Problem to solve:
For every line in the data below that contains "Größe", copy the line.

Data items
'''

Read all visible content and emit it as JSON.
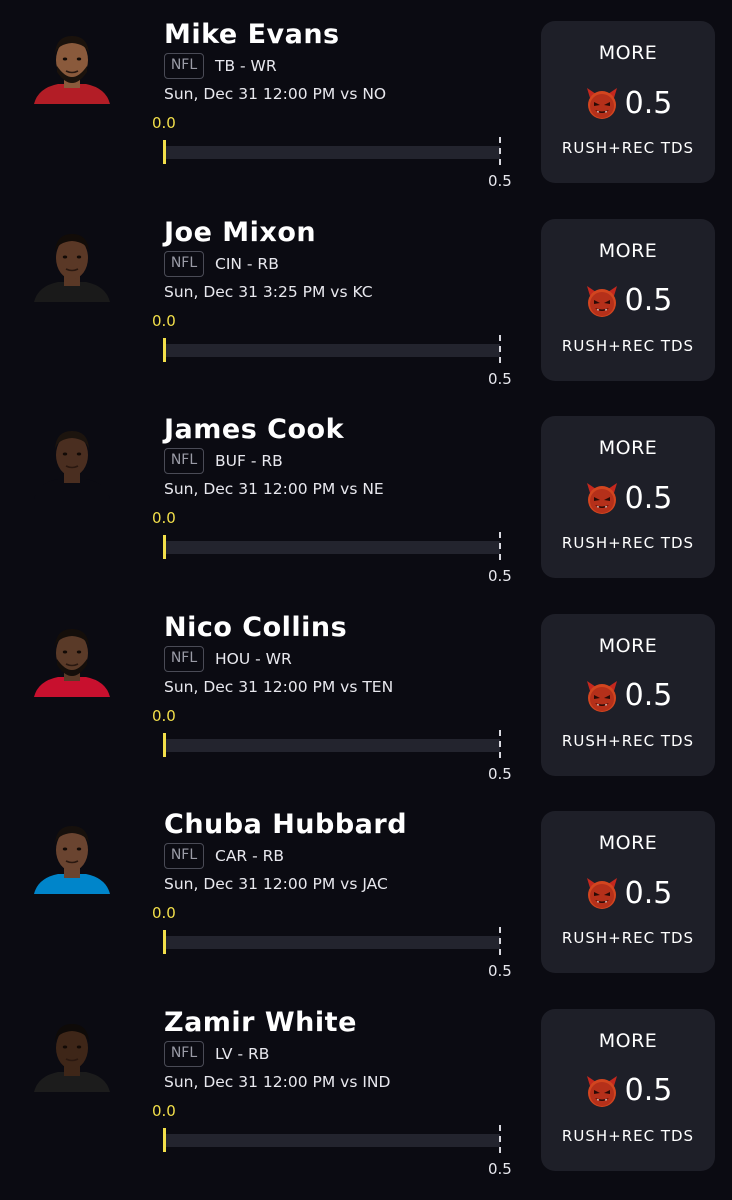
{
  "colors": {
    "background": "#0b0b12",
    "card": "#1e1f28",
    "accent_yellow": "#f2df4a",
    "track": "#23242e"
  },
  "picks": [
    {
      "name": "Mike Evans",
      "league": "NFL",
      "team_pos": "TB - WR",
      "game": "Sun, Dec 31 12:00 PM  vs NO",
      "current": "0.0",
      "target": "0.5",
      "progress": 0,
      "direction": "MORE",
      "line": "0.5",
      "stat": "RUSH+REC TDS",
      "avatar": {
        "skin": "#8a5a3c",
        "hair": "#1a120c",
        "beard": true,
        "jersey": "#b31d26"
      }
    },
    {
      "name": "Joe Mixon",
      "league": "NFL",
      "team_pos": "CIN - RB",
      "game": "Sun, Dec 31 3:25 PM  vs KC",
      "current": "0.0",
      "target": "0.5",
      "progress": 0,
      "direction": "MORE",
      "line": "0.5",
      "stat": "RUSH+REC TDS",
      "avatar": {
        "skin": "#5a3826",
        "hair": "#120c08",
        "beard": false,
        "jersey": "#1a1a1a"
      }
    },
    {
      "name": "James Cook",
      "league": "NFL",
      "team_pos": "BUF - RB",
      "game": "Sun, Dec 31 12:00 PM  vs NE",
      "current": "0.0",
      "target": "0.5",
      "progress": 0,
      "direction": "MORE",
      "line": "0.5",
      "stat": "RUSH+REC TDS",
      "avatar": {
        "skin": "#4a2e20",
        "hair": "#1c140e",
        "beard": false,
        "jersey": "#0b0b12"
      }
    },
    {
      "name": "Nico Collins",
      "league": "NFL",
      "team_pos": "HOU - WR",
      "game": "Sun, Dec 31 12:00 PM  vs TEN",
      "current": "0.0",
      "target": "0.5",
      "progress": 0,
      "direction": "MORE",
      "line": "0.5",
      "stat": "RUSH+REC TDS",
      "avatar": {
        "skin": "#5a3a28",
        "hair": "#140e0a",
        "beard": true,
        "jersey": "#c8102e"
      }
    },
    {
      "name": "Chuba Hubbard",
      "league": "NFL",
      "team_pos": "CAR - RB",
      "game": "Sun, Dec 31 12:00 PM  vs JAC",
      "current": "0.0",
      "target": "0.5",
      "progress": 0,
      "direction": "MORE",
      "line": "0.5",
      "stat": "RUSH+REC TDS",
      "avatar": {
        "skin": "#6a4430",
        "hair": "#16100c",
        "beard": false,
        "jersey": "#0085ca"
      }
    },
    {
      "name": "Zamir White",
      "league": "NFL",
      "team_pos": "LV - RB",
      "game": "Sun, Dec 31 12:00 PM  vs IND",
      "current": "0.0",
      "target": "0.5",
      "progress": 0,
      "direction": "MORE",
      "line": "0.5",
      "stat": "RUSH+REC TDS",
      "avatar": {
        "skin": "#3e2618",
        "hair": "#0e0a08",
        "beard": false,
        "jersey": "#1c1c1c"
      }
    }
  ]
}
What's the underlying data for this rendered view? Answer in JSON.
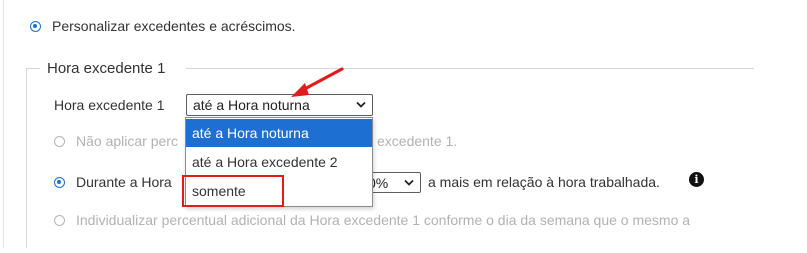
{
  "top_option": {
    "label": "Personalizar excedentes e acréscimos."
  },
  "fieldset": {
    "legend": "Hora excedente 1",
    "field_label": "Hora excedente 1",
    "select_value": "até a Hora noturna",
    "dropdown_options": [
      "até a Hora noturna",
      "até a Hora excedente 2",
      "somente"
    ],
    "selected_option_index": 0,
    "radio_1_text_left": "Não aplicar perc",
    "radio_1_text_right": "excedente 1.",
    "radio_2_text_left": "Durante a Hora",
    "radio_2_percent_suffix": "0%",
    "radio_2_text_right": "a mais em relação à hora trabalhada.",
    "radio_3_text": "Individualizar percentual adicional da Hora excedente 1 conforme o dia da semana que o mesmo a"
  },
  "colors": {
    "accent": "#1a73c9",
    "selected_option": "#1d6fd1",
    "annotation": "#e21b1b"
  },
  "icons": [
    "info-icon",
    "chevron-down-icon",
    "annotation-arrow-icon"
  ]
}
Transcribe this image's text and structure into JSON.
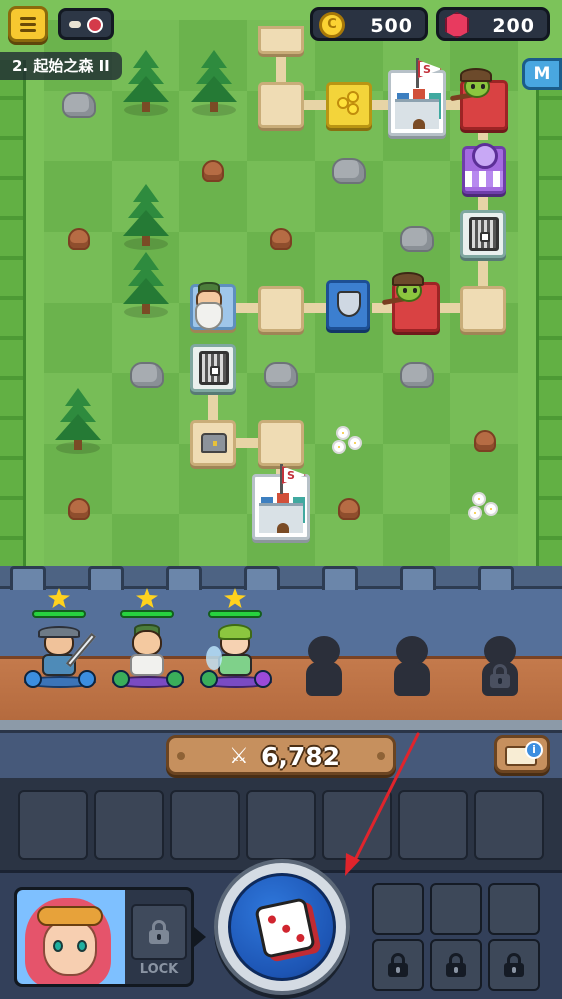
{
  "hud": {
    "gold": "500",
    "gold_icon": "C",
    "gems": "200",
    "stage": "2. 起始之森 II",
    "map_button": "M"
  },
  "board": {
    "castle_flag": "S"
  },
  "party": {
    "heroes": [
      {
        "name": "knight",
        "stars": 1,
        "hp_fraction": 1.0
      },
      {
        "name": "sage",
        "stars": 1,
        "hp_fraction": 1.0
      },
      {
        "name": "elf-archer",
        "stars": 1,
        "hp_fraction": 1.0
      }
    ],
    "empty_slots": 3
  },
  "power": {
    "swords_glyph": "⚔",
    "value": "6,782",
    "info_glyph": "i"
  },
  "inventory": {
    "slot_count": 7
  },
  "bottom": {
    "lock_label": "LOCK"
  },
  "colors": {
    "arrow": "#e0242c",
    "gold": "#fbd233",
    "gem": "#e83a5f"
  }
}
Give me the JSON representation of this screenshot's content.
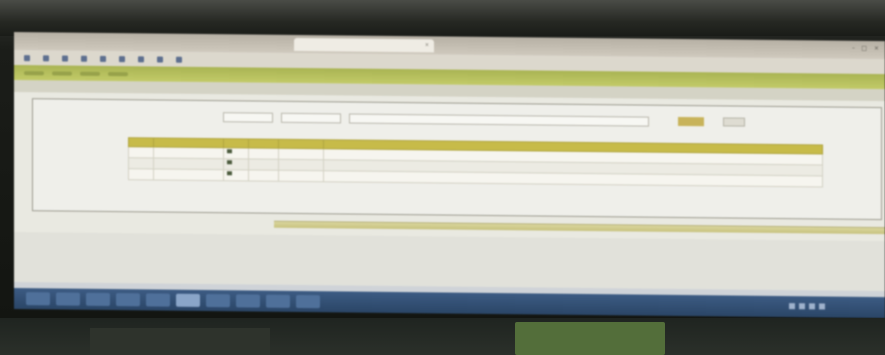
{
  "browser": {
    "tab_title": "",
    "close_glyph": "×",
    "window_controls": [
      "–",
      "□",
      "×"
    ],
    "bookmarks": [
      "",
      "",
      "",
      "",
      "",
      "",
      "",
      "",
      ""
    ]
  },
  "app": {
    "nav_items": [
      "",
      "",
      "",
      ""
    ],
    "breadcrumb": ""
  },
  "search": {
    "field_1": "",
    "field_2": "",
    "field_3": "",
    "search_label": "",
    "clear_label": ""
  },
  "pager_top": {
    "left": "",
    "right": ""
  },
  "pager_bottom": {
    "left": "",
    "right": ""
  },
  "table": {
    "headers": [
      "",
      "",
      "",
      "",
      "",
      ""
    ],
    "rows": [
      [
        "",
        "",
        "",
        "",
        "",
        ""
      ],
      [
        "",
        "",
        "",
        "",
        "",
        ""
      ],
      [
        "",
        "",
        "",
        "",
        "",
        ""
      ]
    ]
  },
  "taskbar": {
    "item_count": 12,
    "active_index": 5,
    "clock": ""
  },
  "colors": {
    "nav_green": "#a9b453",
    "table_header": "#c7bb49",
    "taskbar_blue": "#2a4566"
  }
}
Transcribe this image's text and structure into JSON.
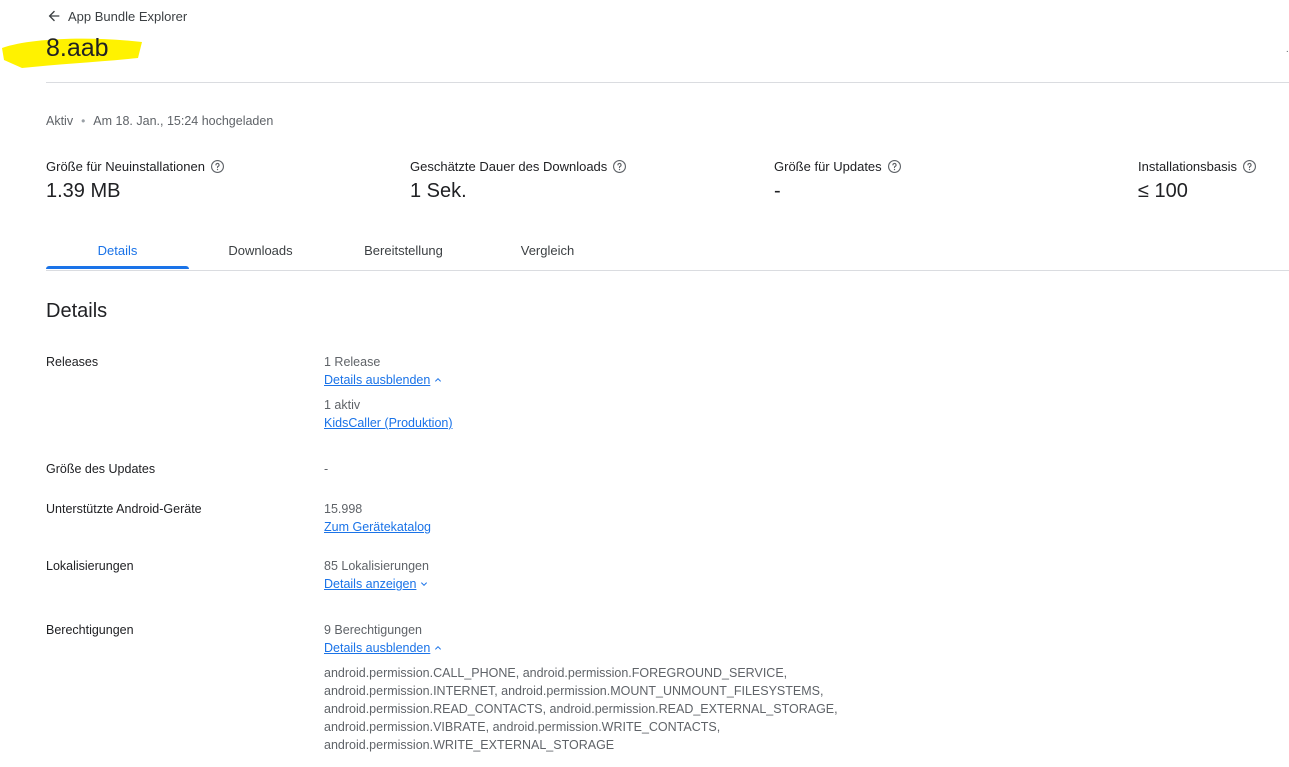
{
  "header": {
    "back_label": "App Bundle Explorer",
    "title": "8.aab",
    "highlight_color": "#fff200",
    "corner_mark": "·"
  },
  "status": {
    "state": "Aktiv",
    "separator": "•",
    "uploaded": "Am 18. Jan., 15:24 hochgeladen"
  },
  "metrics": [
    {
      "label": "Größe für Neuinstallationen",
      "value": "1.39 MB"
    },
    {
      "label": "Geschätzte Dauer des Downloads",
      "value": "1 Sek."
    },
    {
      "label": "Größe für Updates",
      "value": "-"
    },
    {
      "label": "Installationsbasis",
      "value": "≤ 100"
    }
  ],
  "tabs": [
    {
      "label": "Details",
      "active": true
    },
    {
      "label": "Downloads",
      "active": false
    },
    {
      "label": "Bereitstellung",
      "active": false
    },
    {
      "label": "Vergleich",
      "active": false
    }
  ],
  "details": {
    "title": "Details",
    "releases": {
      "label": "Releases",
      "count": "1 Release",
      "toggle": "Details ausblenden",
      "active": "1 aktiv",
      "track_link": "KidsCaller (Produktion)"
    },
    "update_size": {
      "label": "Größe des Updates",
      "value": "-"
    },
    "devices": {
      "label": "Unterstützte Android-Geräte",
      "count": "15.998",
      "link": "Zum Gerätekatalog"
    },
    "localizations": {
      "label": "Lokalisierungen",
      "count": "85 Lokalisierungen",
      "toggle": "Details anzeigen"
    },
    "permissions": {
      "label": "Berechtigungen",
      "count": "9 Berechtigungen",
      "toggle": "Details ausblenden",
      "lines": [
        "android.permission.CALL_PHONE, android.permission.FOREGROUND_SERVICE,",
        "android.permission.INTERNET, android.permission.MOUNT_UNMOUNT_FILESYSTEMS,",
        "android.permission.READ_CONTACTS, android.permission.READ_EXTERNAL_STORAGE,",
        "android.permission.VIBRATE, android.permission.WRITE_CONTACTS,",
        "android.permission.WRITE_EXTERNAL_STORAGE"
      ]
    }
  },
  "colors": {
    "accent": "#1a73e8",
    "text_primary": "#202124",
    "text_secondary": "#5f6368",
    "divider": "#dadce0"
  },
  "icons": {
    "back": "arrow-left-icon",
    "help": "help-circle-icon",
    "expand_less": "chevron-up-icon",
    "expand_more": "chevron-down-icon"
  }
}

'''

Finished answer:
      "label": "Größe für Neuinstallationen",
      "label": "Größe für Updates",
      "label": "Größe des Updates",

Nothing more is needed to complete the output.